作業内容
1. 最近読んだ本を紹介する抜粋本文に出てくる人名を、すべて挙げよ。
2. 最近読んだ本を紹介する抜粋本文を、最後の一文のあとから書き継げ。

抜粋本文
2025年2月9日日曜日

  牧師の日記から(506)「最近読んだ本の紹介」

 上垣勝『それでも、希望に生きる』(日本キリスト教団出版局)友人の上垣勝牧師が、366日の聖書黙想を刊行された。本来は一日ずつ読むべきものだが、興味に惹かれて一気に一年分に目を通した。日付毎に、旧新約聖書から短い聖句が引用され、600字前後の随想が記されている(日によって長短はある)。著者の牧会生活の中で出会った信徒たちの群像、あるいは出会った人々の想い出が次々に紹介される。聖書の説明や解説は最小限に押えられ、柔らかいメッセージが語られる。読みやすく分りやすい。値段が4,000円と高価だが、お奨めの一冊ではある。

 沢木耕太郎『いのちの記憶』(新潮文庫)この著者のエッセーを読んでいつも感心させられるのは、様々な人物に出会い、しかもその人から信頼されて、ディープなインタビューが出来ていること。この本でも、例えば高倉健や美空ひばりといった人たちとの出会いが紹介されている。著者自身の魅力なのだろう。

提供エントリ
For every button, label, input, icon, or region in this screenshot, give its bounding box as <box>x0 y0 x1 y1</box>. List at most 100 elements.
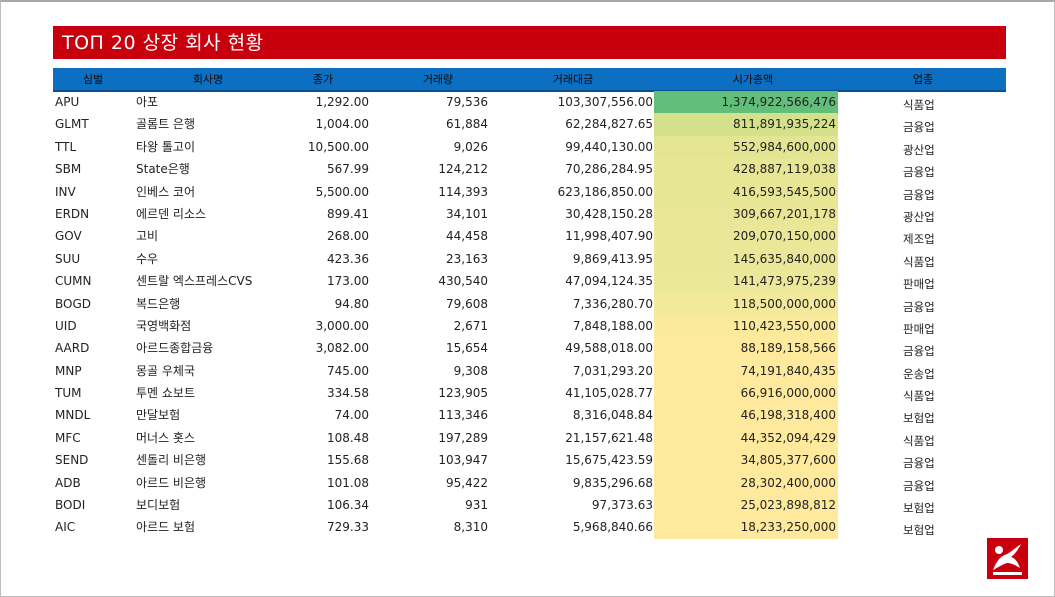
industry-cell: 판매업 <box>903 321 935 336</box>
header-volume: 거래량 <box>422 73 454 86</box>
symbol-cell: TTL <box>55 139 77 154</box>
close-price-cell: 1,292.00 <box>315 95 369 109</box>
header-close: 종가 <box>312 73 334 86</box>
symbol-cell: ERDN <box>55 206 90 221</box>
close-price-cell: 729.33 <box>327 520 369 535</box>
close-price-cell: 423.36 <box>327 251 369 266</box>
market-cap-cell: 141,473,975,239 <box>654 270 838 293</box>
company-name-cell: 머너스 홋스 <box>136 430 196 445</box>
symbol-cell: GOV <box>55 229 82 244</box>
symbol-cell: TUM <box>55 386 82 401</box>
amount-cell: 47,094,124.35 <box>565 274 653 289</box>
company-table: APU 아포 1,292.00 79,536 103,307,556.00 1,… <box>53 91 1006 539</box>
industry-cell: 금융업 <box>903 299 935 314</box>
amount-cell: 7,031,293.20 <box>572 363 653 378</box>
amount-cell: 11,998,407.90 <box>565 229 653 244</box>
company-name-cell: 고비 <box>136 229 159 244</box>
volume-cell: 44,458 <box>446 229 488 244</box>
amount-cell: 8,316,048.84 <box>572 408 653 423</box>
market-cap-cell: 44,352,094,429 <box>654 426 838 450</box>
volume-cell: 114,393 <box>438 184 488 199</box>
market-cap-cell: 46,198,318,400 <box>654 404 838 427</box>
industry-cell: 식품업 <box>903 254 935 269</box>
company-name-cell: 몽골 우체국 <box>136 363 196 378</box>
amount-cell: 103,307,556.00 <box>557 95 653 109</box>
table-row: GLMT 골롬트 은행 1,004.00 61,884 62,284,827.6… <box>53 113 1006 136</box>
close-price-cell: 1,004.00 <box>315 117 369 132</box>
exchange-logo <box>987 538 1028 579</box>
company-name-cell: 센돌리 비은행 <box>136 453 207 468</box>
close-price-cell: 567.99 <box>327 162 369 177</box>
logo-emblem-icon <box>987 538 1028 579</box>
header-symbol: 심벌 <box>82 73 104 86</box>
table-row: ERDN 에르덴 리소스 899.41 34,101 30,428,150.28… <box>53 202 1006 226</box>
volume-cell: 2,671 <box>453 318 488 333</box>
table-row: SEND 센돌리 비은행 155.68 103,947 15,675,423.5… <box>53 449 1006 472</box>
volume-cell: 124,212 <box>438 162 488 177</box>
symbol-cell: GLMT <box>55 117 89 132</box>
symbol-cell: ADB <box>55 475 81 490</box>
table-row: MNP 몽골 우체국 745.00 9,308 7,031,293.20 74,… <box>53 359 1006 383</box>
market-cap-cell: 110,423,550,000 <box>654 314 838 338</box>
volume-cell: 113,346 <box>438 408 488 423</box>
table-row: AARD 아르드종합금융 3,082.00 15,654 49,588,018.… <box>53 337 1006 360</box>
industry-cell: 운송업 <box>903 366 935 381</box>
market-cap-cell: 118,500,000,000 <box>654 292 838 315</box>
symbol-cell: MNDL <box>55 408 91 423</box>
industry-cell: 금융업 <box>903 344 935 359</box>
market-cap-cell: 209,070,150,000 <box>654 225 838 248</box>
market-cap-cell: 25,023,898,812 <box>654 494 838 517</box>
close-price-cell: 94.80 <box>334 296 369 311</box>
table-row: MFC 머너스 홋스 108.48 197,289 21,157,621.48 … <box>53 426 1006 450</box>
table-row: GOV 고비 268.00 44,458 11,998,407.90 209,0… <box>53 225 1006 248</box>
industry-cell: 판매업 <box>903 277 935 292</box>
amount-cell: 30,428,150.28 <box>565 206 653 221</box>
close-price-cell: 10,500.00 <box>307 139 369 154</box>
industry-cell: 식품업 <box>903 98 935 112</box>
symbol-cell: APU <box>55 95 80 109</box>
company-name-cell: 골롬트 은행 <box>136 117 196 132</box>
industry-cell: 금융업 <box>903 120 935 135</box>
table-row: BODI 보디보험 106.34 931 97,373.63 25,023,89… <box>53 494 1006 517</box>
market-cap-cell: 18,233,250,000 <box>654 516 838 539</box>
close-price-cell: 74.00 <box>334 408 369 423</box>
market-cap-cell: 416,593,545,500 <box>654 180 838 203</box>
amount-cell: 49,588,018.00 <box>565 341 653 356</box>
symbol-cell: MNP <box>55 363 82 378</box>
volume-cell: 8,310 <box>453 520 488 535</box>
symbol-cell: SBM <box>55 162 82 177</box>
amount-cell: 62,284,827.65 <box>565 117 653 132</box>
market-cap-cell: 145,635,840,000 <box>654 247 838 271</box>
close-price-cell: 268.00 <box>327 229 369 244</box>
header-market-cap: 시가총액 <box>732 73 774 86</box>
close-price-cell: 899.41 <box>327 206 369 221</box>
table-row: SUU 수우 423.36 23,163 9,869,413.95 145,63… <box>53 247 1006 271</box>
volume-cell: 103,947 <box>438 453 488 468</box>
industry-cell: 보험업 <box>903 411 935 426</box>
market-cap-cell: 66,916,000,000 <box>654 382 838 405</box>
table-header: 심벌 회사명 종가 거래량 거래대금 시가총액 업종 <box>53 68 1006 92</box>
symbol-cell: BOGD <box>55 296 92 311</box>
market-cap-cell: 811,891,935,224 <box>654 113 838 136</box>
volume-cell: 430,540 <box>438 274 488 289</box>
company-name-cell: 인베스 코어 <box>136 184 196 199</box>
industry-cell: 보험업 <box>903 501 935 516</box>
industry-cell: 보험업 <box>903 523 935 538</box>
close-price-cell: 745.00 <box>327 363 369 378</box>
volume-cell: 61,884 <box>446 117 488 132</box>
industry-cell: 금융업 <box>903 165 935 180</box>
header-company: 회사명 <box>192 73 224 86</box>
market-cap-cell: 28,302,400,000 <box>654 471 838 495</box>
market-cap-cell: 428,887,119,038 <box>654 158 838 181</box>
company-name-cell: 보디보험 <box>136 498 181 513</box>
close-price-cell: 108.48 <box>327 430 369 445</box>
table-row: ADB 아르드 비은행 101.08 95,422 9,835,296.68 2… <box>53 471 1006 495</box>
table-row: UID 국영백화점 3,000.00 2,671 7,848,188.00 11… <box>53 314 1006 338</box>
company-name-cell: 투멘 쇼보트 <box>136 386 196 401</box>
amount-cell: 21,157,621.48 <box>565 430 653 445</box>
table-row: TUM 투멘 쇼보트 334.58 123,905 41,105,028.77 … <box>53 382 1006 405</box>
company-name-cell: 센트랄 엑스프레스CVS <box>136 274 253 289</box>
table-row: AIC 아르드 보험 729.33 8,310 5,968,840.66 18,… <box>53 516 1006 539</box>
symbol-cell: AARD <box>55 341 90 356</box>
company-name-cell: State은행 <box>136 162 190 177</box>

...

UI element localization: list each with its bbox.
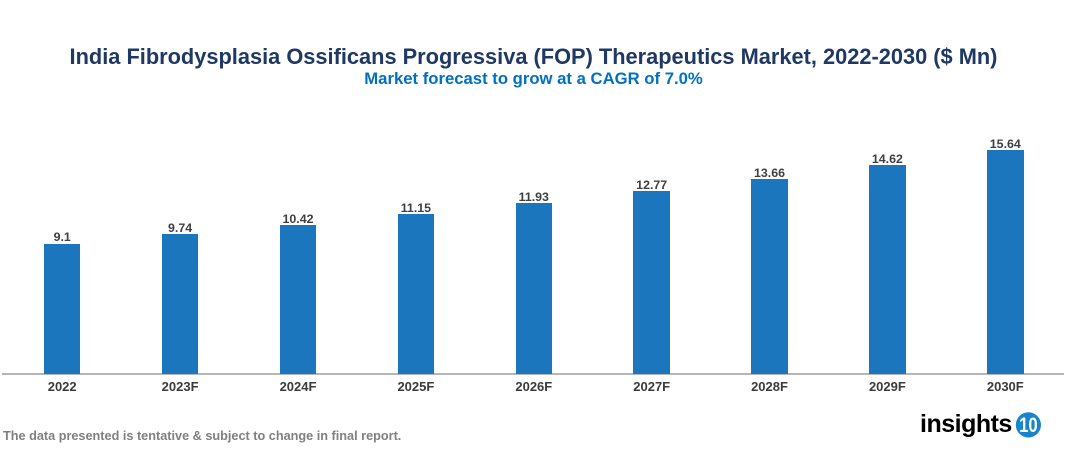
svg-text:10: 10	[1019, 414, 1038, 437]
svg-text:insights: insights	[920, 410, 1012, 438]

--

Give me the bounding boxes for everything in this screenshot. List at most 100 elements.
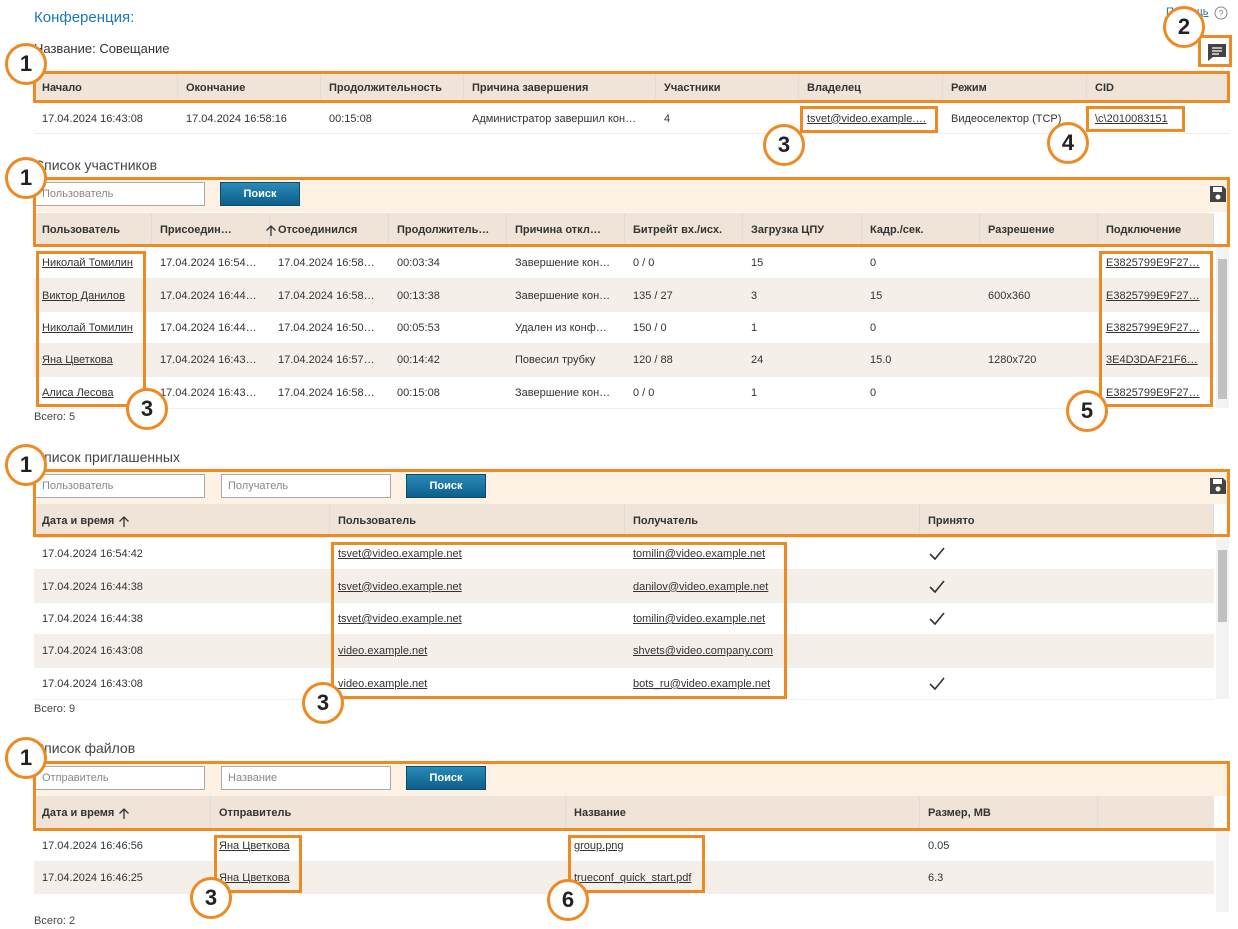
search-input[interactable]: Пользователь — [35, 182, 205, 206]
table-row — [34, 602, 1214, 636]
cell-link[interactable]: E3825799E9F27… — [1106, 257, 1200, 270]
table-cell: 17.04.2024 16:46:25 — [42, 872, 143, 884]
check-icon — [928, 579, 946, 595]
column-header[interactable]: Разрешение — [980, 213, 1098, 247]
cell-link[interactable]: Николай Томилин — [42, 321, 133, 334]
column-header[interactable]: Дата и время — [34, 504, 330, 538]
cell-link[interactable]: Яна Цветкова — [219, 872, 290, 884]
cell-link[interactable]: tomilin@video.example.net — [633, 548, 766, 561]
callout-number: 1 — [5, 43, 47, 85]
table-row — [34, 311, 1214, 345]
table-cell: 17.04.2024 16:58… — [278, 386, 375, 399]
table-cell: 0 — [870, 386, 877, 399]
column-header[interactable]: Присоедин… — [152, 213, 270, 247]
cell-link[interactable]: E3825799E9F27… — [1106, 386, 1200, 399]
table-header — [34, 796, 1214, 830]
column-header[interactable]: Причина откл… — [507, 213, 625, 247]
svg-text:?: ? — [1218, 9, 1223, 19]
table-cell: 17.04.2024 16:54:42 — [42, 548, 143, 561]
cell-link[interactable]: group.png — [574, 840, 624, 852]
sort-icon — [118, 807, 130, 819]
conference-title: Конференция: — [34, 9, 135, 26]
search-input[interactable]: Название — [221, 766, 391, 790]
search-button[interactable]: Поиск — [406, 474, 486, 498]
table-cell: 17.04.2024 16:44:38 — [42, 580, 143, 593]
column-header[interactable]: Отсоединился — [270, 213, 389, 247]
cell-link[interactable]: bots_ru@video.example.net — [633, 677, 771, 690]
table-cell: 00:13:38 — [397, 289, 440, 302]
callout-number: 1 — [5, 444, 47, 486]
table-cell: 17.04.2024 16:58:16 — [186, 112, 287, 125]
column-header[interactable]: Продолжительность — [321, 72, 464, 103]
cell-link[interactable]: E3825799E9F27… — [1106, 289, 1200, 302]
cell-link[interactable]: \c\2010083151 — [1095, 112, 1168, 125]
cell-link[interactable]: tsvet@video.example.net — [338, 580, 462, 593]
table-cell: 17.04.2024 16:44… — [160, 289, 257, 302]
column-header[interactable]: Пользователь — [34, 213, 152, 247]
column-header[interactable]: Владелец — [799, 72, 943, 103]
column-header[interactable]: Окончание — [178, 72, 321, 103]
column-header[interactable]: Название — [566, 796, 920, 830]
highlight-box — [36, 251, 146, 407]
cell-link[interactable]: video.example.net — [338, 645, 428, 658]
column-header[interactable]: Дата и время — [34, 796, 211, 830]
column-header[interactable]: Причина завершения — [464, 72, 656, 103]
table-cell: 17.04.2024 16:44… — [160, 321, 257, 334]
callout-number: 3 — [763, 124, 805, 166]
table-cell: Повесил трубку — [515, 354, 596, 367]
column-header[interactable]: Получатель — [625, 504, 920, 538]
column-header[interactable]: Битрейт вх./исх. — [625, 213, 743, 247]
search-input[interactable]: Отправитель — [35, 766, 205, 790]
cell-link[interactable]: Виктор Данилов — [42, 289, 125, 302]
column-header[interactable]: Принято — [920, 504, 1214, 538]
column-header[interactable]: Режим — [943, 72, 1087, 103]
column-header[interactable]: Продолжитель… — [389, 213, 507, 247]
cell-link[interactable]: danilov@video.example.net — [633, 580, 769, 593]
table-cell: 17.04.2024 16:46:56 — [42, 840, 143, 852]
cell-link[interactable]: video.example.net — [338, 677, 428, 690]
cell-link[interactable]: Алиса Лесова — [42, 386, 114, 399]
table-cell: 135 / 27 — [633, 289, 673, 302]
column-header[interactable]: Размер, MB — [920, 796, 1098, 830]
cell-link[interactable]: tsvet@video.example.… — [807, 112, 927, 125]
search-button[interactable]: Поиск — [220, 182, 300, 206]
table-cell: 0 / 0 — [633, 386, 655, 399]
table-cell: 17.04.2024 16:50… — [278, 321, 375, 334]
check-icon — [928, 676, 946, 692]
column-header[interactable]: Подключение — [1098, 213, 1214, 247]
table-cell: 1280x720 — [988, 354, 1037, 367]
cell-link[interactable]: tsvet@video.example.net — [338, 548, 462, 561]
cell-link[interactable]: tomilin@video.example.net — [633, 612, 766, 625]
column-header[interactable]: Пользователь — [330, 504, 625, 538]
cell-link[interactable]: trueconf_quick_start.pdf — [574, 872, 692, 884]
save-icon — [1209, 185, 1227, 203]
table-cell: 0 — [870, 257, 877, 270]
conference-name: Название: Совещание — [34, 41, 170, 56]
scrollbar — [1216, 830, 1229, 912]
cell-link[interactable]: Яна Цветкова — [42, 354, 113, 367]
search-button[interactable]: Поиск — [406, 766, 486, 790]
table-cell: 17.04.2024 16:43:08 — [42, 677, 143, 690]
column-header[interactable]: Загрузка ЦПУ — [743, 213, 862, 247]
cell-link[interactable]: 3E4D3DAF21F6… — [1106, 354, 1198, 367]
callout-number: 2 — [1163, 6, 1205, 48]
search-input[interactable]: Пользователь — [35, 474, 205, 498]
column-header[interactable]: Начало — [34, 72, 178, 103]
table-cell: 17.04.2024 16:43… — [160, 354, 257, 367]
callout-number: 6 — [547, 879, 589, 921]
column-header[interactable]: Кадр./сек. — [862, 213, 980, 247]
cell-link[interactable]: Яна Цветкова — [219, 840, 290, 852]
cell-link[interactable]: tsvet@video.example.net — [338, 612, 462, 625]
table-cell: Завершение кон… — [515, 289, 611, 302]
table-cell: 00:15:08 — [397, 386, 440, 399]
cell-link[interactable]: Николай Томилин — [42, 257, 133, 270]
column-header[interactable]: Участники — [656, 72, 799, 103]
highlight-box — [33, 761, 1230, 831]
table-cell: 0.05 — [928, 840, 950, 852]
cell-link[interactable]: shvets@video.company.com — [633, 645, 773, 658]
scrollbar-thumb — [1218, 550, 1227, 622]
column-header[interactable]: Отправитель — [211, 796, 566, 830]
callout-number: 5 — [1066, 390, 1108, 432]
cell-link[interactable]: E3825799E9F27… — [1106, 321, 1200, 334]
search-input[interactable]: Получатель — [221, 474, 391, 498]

各作業の解答
1. 上垣勝、沢木耕太郎、高倉健、美空ひばり

2.
 ドナルド・ウェストレイク『うしろにご用心!』(新潮文庫)著者は2008年に既に亡くなっている。ミステリーの世界では著者が死ぬと、売れ行きがガクッと落ちるそうだ。しかし「情けない泥棒」ドートマンダー・シリーズには、未訳なものが何冊か残っている。訳者の「あとがき」によれば、本作の売れ行き次第で、次作刊行の有無が決まるとのこと。ただ本作は、登場人物が多すぎて、プロットがゴタゴタしていると感じた。作者同様、読み手であるこちらも年をとったせいなのだろうか。

甚野博則『ルポ・超高級老人ホーム』(ダイヤモンド社)このところ四谷や市ヶ谷近辺の散歩の途中、立派な老人ホームが新築されていることに気づかされる。マンション建設だと思い込んでいたのに、完成してみれば高級老人ホームだったという例が少なくない。少し前まで、大型の老人ホームは郊外に建設されていた。ところが最近は、都心のど真ん中、四谷の近辺にいくつも老人ホームが出来ている。しかもその入居一時金が億を超えるものが少なくないという。本書はその腰巻きに「元『週刊文春』のエース記者による衝撃のルポルタージュ」と銘打たれているが、最近のこの業界の実態を暴いている。(戒能信生)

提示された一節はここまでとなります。